* _EXERCISE INPUTS_
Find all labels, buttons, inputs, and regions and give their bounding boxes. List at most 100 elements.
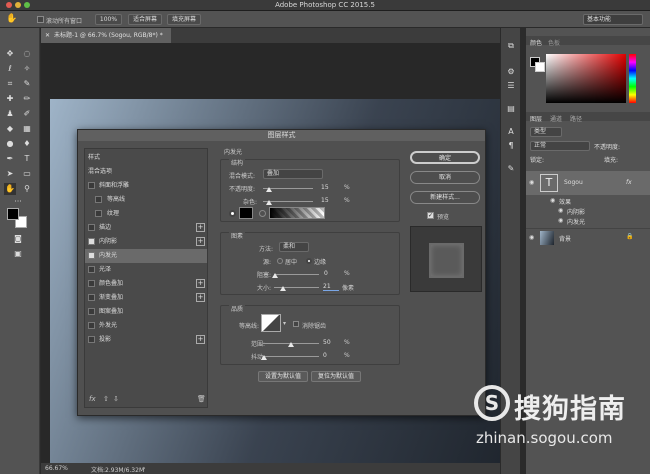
choke-value[interactable]: 0	[324, 270, 328, 277]
add-icon[interactable]: +	[196, 223, 205, 232]
pen-tool-icon[interactable]: ✒	[4, 153, 16, 165]
style-item-bevel[interactable]: 斜面和浮雕	[85, 179, 207, 193]
screen-mode-icon[interactable]: ▣	[12, 248, 24, 260]
shape-tool-icon[interactable]: ▭	[21, 168, 33, 180]
hand-tool-icon[interactable]: ✋	[6, 14, 17, 24]
contour-picker[interactable]	[261, 314, 281, 332]
checkbox[interactable]	[88, 224, 95, 231]
jitter-slider[interactable]	[263, 356, 319, 357]
close-tab-icon[interactable]: ✕	[45, 32, 50, 39]
style-item-satin[interactable]: 光泽	[85, 263, 207, 277]
eye-icon[interactable]: ◉	[550, 197, 555, 204]
hand-tool-icon[interactable]: ✋	[4, 183, 16, 195]
style-item-stroke[interactable]: 描边 +	[85, 221, 207, 235]
ok-button[interactable]: 确定	[410, 151, 480, 164]
glow-blend-mode-select[interactable]: 叠加	[263, 169, 323, 179]
zoom-tool-icon[interactable]: ⚲	[21, 183, 33, 195]
style-item-outer-glow[interactable]: 外发光	[85, 319, 207, 333]
style-item-inner-glow[interactable]: 内发光	[85, 249, 207, 263]
eye-icon[interactable]: ◉	[529, 179, 534, 186]
layer-row-text[interactable]: ◉ T Sogou fx	[526, 171, 650, 195]
more-tools-icon[interactable]: ···	[12, 196, 24, 208]
tab-color[interactable]: 颜色	[530, 38, 542, 47]
checkbox[interactable]	[88, 294, 95, 301]
checkbox[interactable]	[88, 336, 95, 343]
blend-options-item[interactable]: 混合选项	[85, 165, 207, 179]
layer-effect-inner-glow[interactable]: ◉ 内发光	[526, 216, 650, 226]
styles-header[interactable]: 样式	[85, 151, 207, 165]
background-color-chip[interactable]	[535, 62, 545, 72]
noise-value[interactable]: 15	[321, 197, 329, 204]
history-panel-icon[interactable]: ⧉	[505, 40, 517, 52]
type-tool-icon[interactable]: T	[21, 153, 33, 165]
color-picker-field[interactable]	[546, 54, 626, 103]
preview-checkbox[interactable]: ✓	[427, 212, 434, 219]
blur-tool-icon[interactable]: ●	[4, 138, 16, 150]
checkbox-checked[interactable]	[88, 238, 95, 245]
crop-tool-icon[interactable]: ⌗	[4, 78, 16, 90]
make-default-button[interactable]: 设置为默认值	[258, 371, 308, 382]
layer-effect-inner-shadow[interactable]: ◉ 内阴影	[526, 206, 650, 216]
antialias-checkbox[interactable]	[293, 321, 299, 327]
zoom-level[interactable]: 66.67%	[45, 465, 68, 472]
tab-swatches[interactable]: 色板	[548, 38, 560, 47]
workspace-select[interactable]: 基本功能	[583, 14, 643, 25]
choke-slider[interactable]	[274, 274, 319, 275]
color-radio-selected[interactable]	[229, 210, 236, 217]
fx-icon[interactable]: fx	[626, 179, 632, 186]
reset-default-button[interactable]: 复位为默认值	[311, 371, 361, 382]
range-knob[interactable]	[288, 342, 294, 347]
checkbox[interactable]	[95, 210, 102, 217]
glow-color-swatch[interactable]	[239, 207, 253, 219]
paragraph-panel-icon[interactable]: ¶	[505, 140, 517, 152]
size-value[interactable]: 21	[323, 283, 339, 291]
noise-knob[interactable]	[266, 200, 272, 205]
new-style-button[interactable]: 新建样式...	[410, 191, 480, 204]
jitter-knob[interactable]	[261, 355, 267, 360]
eye-icon[interactable]: ◉	[558, 217, 563, 224]
add-icon[interactable]: +	[196, 335, 205, 344]
center-radio[interactable]	[277, 258, 283, 264]
style-item-texture[interactable]: 纹理	[85, 207, 207, 221]
fill-screen-button[interactable]: 填充屏幕	[167, 14, 201, 25]
style-item-contour[interactable]: 等高线	[85, 193, 207, 207]
style-item-pattern-overlay[interactable]: 图案叠加	[85, 305, 207, 319]
gradient-tool-icon[interactable]: ▦	[21, 123, 33, 135]
status-arrow-icon[interactable]: ›	[143, 465, 145, 472]
checkbox[interactable]	[88, 280, 95, 287]
layer-row-background[interactable]: ◉ 背景 🔒	[526, 228, 650, 246]
adjust-panel-icon[interactable]: ☰	[505, 80, 517, 92]
style-item-inner-shadow[interactable]: 内阴影 +	[85, 235, 207, 249]
eyedropper-icon[interactable]: ✎	[21, 78, 33, 90]
blend-mode-select[interactable]: 正常	[530, 141, 590, 151]
checkbox[interactable]	[95, 196, 102, 203]
properties-panel-icon[interactable]: ⚙	[505, 66, 517, 78]
jitter-value[interactable]: 0	[323, 352, 327, 359]
range-value[interactable]: 50	[323, 339, 331, 346]
marquee-tool-icon[interactable]: ◌	[21, 48, 33, 60]
quick-mask-icon[interactable]: ◙	[12, 233, 24, 245]
scroll-all-checkbox[interactable]	[37, 16, 44, 23]
tab-paths[interactable]: 路径	[570, 114, 582, 123]
eye-icon[interactable]: ◉	[558, 207, 563, 214]
history-brush-icon[interactable]: ✐	[21, 108, 33, 120]
character-panel-icon[interactable]: A	[505, 126, 517, 138]
eraser-tool-icon[interactable]: ◆	[4, 123, 16, 135]
healing-brush-icon[interactable]: ✚	[4, 93, 16, 105]
glow-gradient-swatch[interactable]	[269, 207, 325, 219]
path-selection-icon[interactable]: ➤	[4, 168, 16, 180]
layer-name[interactable]: Sogou	[564, 179, 583, 186]
choke-knob[interactable]	[272, 273, 278, 278]
layer-effects-row[interactable]: ◉ 效果	[526, 196, 650, 206]
opacity-value[interactable]: 15	[321, 184, 329, 191]
checkbox-checked[interactable]	[88, 252, 95, 259]
checkbox[interactable]	[88, 308, 95, 315]
style-item-drop-shadow[interactable]: 投影 +	[85, 333, 207, 347]
edge-radio-selected[interactable]	[306, 258, 312, 264]
checkbox[interactable]	[88, 266, 95, 273]
move-down-icon[interactable]: ⇩	[113, 395, 119, 403]
brush-tool-icon[interactable]: ✏	[21, 93, 33, 105]
trash-icon[interactable]: 🗑	[197, 395, 206, 403]
layer-filter-select[interactable]: 类型	[530, 127, 562, 137]
eye-icon[interactable]: ◉	[529, 234, 534, 241]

* _PROBLEM TO WORK ON_
Reproduce the records verbatim, starting with the line that contains "270, 328, 277]" and going on through the line that contains "169, 323, 179]", both included.

* _COMPLETED EXERCISE_
choke-value[interactable]: 0	[324, 270, 328, 277]
add-icon[interactable]: +	[196, 223, 205, 232]
pen-tool-icon[interactable]: ✒	[4, 153, 16, 165]
style-item-bevel[interactable]: 斜面和浮雕	[85, 179, 207, 193]
screen-mode-icon[interactable]: ▣	[12, 248, 24, 260]
shape-tool-icon[interactable]: ▭	[21, 168, 33, 180]
hand-tool-icon[interactable]: ✋	[6, 14, 17, 24]
contour-picker[interactable]	[261, 314, 281, 332]
checkbox[interactable]	[88, 224, 95, 231]
jitter-slider[interactable]	[263, 356, 319, 357]
close-tab-icon[interactable]: ✕	[45, 32, 50, 39]
style-item-satin[interactable]: 光泽	[85, 263, 207, 277]
eye-icon[interactable]: ◉	[550, 197, 555, 204]
hand-tool-icon[interactable]: ✋	[4, 183, 16, 195]
style-item-stroke[interactable]: 描边 +	[85, 221, 207, 235]
ok-button[interactable]: 确定	[410, 151, 480, 164]
glow-blend-mode-select[interactable]: 叠加	[263, 169, 323, 179]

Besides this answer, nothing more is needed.